* Input:
------------------------

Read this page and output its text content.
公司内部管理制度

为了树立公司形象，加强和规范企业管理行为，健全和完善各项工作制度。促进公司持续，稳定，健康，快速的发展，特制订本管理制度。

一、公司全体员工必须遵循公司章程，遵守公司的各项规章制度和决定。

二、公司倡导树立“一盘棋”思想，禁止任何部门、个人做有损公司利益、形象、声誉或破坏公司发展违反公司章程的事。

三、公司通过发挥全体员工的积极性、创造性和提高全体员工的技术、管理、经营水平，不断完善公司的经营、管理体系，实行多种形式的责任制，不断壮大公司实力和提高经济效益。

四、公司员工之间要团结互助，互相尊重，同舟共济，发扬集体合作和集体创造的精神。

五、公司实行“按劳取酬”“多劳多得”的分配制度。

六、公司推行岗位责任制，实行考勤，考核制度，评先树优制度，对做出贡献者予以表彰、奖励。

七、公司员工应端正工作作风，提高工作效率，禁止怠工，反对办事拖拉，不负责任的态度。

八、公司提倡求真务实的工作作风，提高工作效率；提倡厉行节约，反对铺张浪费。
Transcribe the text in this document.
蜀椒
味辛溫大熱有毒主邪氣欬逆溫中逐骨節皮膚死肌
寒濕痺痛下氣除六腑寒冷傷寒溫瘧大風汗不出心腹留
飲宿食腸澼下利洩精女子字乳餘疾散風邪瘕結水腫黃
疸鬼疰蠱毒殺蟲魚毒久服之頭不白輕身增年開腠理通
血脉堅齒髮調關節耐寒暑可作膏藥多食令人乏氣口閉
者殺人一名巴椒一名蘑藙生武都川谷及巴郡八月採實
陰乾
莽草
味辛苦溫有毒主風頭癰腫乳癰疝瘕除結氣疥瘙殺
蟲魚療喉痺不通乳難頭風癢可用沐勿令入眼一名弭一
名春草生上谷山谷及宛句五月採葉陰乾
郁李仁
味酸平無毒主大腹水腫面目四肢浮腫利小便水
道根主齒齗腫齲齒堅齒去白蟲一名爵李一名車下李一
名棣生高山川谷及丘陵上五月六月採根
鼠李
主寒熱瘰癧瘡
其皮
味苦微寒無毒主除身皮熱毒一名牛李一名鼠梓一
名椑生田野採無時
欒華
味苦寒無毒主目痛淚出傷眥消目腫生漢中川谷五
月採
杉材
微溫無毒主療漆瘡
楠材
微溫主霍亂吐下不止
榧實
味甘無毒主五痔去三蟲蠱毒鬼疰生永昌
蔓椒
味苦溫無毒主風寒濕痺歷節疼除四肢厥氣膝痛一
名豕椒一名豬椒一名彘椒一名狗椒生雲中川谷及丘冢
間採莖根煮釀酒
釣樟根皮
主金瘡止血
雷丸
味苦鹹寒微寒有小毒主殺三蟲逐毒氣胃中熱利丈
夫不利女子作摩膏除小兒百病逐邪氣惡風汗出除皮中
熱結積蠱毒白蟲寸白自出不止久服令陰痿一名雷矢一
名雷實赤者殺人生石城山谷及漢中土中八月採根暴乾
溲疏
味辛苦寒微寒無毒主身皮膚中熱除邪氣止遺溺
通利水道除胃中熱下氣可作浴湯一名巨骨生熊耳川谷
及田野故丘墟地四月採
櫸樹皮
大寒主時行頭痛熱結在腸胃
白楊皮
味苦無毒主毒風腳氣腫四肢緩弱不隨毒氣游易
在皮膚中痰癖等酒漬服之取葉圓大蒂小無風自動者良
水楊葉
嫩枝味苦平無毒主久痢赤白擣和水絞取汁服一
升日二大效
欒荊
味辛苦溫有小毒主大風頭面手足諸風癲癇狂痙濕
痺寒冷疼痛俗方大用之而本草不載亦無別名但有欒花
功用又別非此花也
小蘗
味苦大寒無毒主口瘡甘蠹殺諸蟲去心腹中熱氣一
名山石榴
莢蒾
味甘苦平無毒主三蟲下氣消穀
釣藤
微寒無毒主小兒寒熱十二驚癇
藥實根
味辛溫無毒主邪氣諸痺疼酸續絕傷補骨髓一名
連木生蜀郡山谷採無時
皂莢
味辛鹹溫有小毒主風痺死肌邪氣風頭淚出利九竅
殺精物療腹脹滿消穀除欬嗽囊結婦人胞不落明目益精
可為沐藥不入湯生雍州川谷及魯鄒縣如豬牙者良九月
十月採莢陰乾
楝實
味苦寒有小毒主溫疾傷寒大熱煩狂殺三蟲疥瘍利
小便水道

------------------------

* Exercise:
Copy every record exactly as presented.

* Response to this task:
Read this page and output its text content.
公司内部管理制度

为了树立公司形象，加强和规范企业管理行为，健全和完善各项工作制度。促进公司持续，稳定，健康，快速的发展，特制订本管理制度。

一、公司全体员工必须遵循公司章程，遵守公司的各项规章制度和决定。

二、公司倡导树立“一盘棋”思想，禁止任何部门、个人做有损公司利益、形象、声誉或破坏公司发展违反公司章程的事。

三、公司通过发挥全体员工的积极性、创造性和提高全体员工的技术、管理、经营水平，不断完善公司的经营、管理体系，实行多种形式的责任制，不断壮大公司实力和提高经济效益。

四、公司员工之间要团结互助，互相尊重，同舟共济，发扬集体合作和集体创造的精神。

五、公司实行“按劳取酬”“多劳多得”的分配制度。

六、公司推行岗位责任制，实行考勤，考核制度，评先树优制度，对做出贡献者予以表彰、奖励。

七、公司员工应端正工作作风，提高工作效率，禁止怠工，反对办事拖拉，不负责任的态度。

八、公司提倡求真务实的工作作风，提高工作效率；提倡厉行节约，反对铺张浪费。
Transcribe the text in this document.
蜀椒
味辛溫大熱有毒主邪氣欬逆溫中逐骨節皮膚死肌
寒濕痺痛下氣除六腑寒冷傷寒溫瘧大風汗不出心腹留
飲宿食腸澼下利洩精女子字乳餘疾散風邪瘕結水腫黃
疸鬼疰蠱毒殺蟲魚毒久服之頭不白輕身增年開腠理通
血脉堅齒髮調關節耐寒暑可作膏藥多食令人乏氣口閉
者殺人一名巴椒一名蘑藙生武都川谷及巴郡八月採實
陰乾
莽草
味辛苦溫有毒主風頭癰腫乳癰疝瘕除結氣疥瘙殺
蟲魚療喉痺不通乳難頭風癢可用沐勿令入眼一名弭一
名春草生上谷山谷及宛句五月採葉陰乾
郁李仁
味酸平無毒主大腹水腫面目四肢浮腫利小便水
道根主齒齗腫齲齒堅齒去白蟲一名爵李一名車下李一
名棣生高山川谷及丘陵上五月六月採根
鼠李
主寒熱瘰癧瘡
其皮
味苦微寒無毒主除身皮熱毒一名牛李一名鼠梓一
名椑生田野採無時
欒華
味苦寒無毒主目痛淚出傷眥消目腫生漢中川谷五
月採
杉材
微溫無毒主療漆瘡
楠材
微溫主霍亂吐下不止
榧實
味甘無毒主五痔去三蟲蠱毒鬼疰生永昌
蔓椒
味苦溫無毒主風寒濕痺歷節疼除四肢厥氣膝痛一
名豕椒一名豬椒一名彘椒一名狗椒生雲中川谷及丘冢
間採莖根煮釀酒
釣樟根皮
主金瘡止血
雷丸
味苦鹹寒微寒有小毒主殺三蟲逐毒氣胃中熱利丈
夫不利女子作摩膏除小兒百病逐邪氣惡風汗出除皮中
熱結積蠱毒白蟲寸白自出不止久服令陰痿一名雷矢一
名雷實赤者殺人生石城山谷及漢中土中八月採根暴乾
溲疏
味辛苦寒微寒無毒主身皮膚中熱除邪氣止遺溺
通利水道除胃中熱下氣可作浴湯一名巨骨生熊耳川谷
及田野故丘墟地四月採
櫸樹皮
大寒主時行頭痛熱結在腸胃
白楊皮
味苦無毒主毒風腳氣腫四肢緩弱不隨毒氣游易
在皮膚中痰癖等酒漬服之取葉圓大蒂小無風自動者良
水楊葉
嫩枝味苦平無毒主久痢赤白擣和水絞取汁服一
升日二大效
欒荊
味辛苦溫有小毒主大風頭面手足諸風癲癇狂痙濕
痺寒冷疼痛俗方大用之而本草不載亦無別名但有欒花
功用又別非此花也
小蘗
味苦大寒無毒主口瘡甘蠹殺諸蟲去心腹中熱氣一
名山石榴
莢蒾
味甘苦平無毒主三蟲下氣消穀
釣藤
微寒無毒主小兒寒熱十二驚癇
藥實根
味辛溫無毒主邪氣諸痺疼酸續絕傷補骨髓一名
連木生蜀郡山谷採無時
皂莢
味辛鹹溫有小毒主風痺死肌邪氣風頭淚出利九竅
殺精物療腹脹滿消穀除欬嗽囊結婦人胞不落明目益精
可為沐藥不入湯生雍州川谷及魯鄒縣如豬牙者良九月
十月採莢陰乾
楝實
味苦寒有小毒主溫疾傷寒大熱煩狂殺三蟲疥瘍利
小便水道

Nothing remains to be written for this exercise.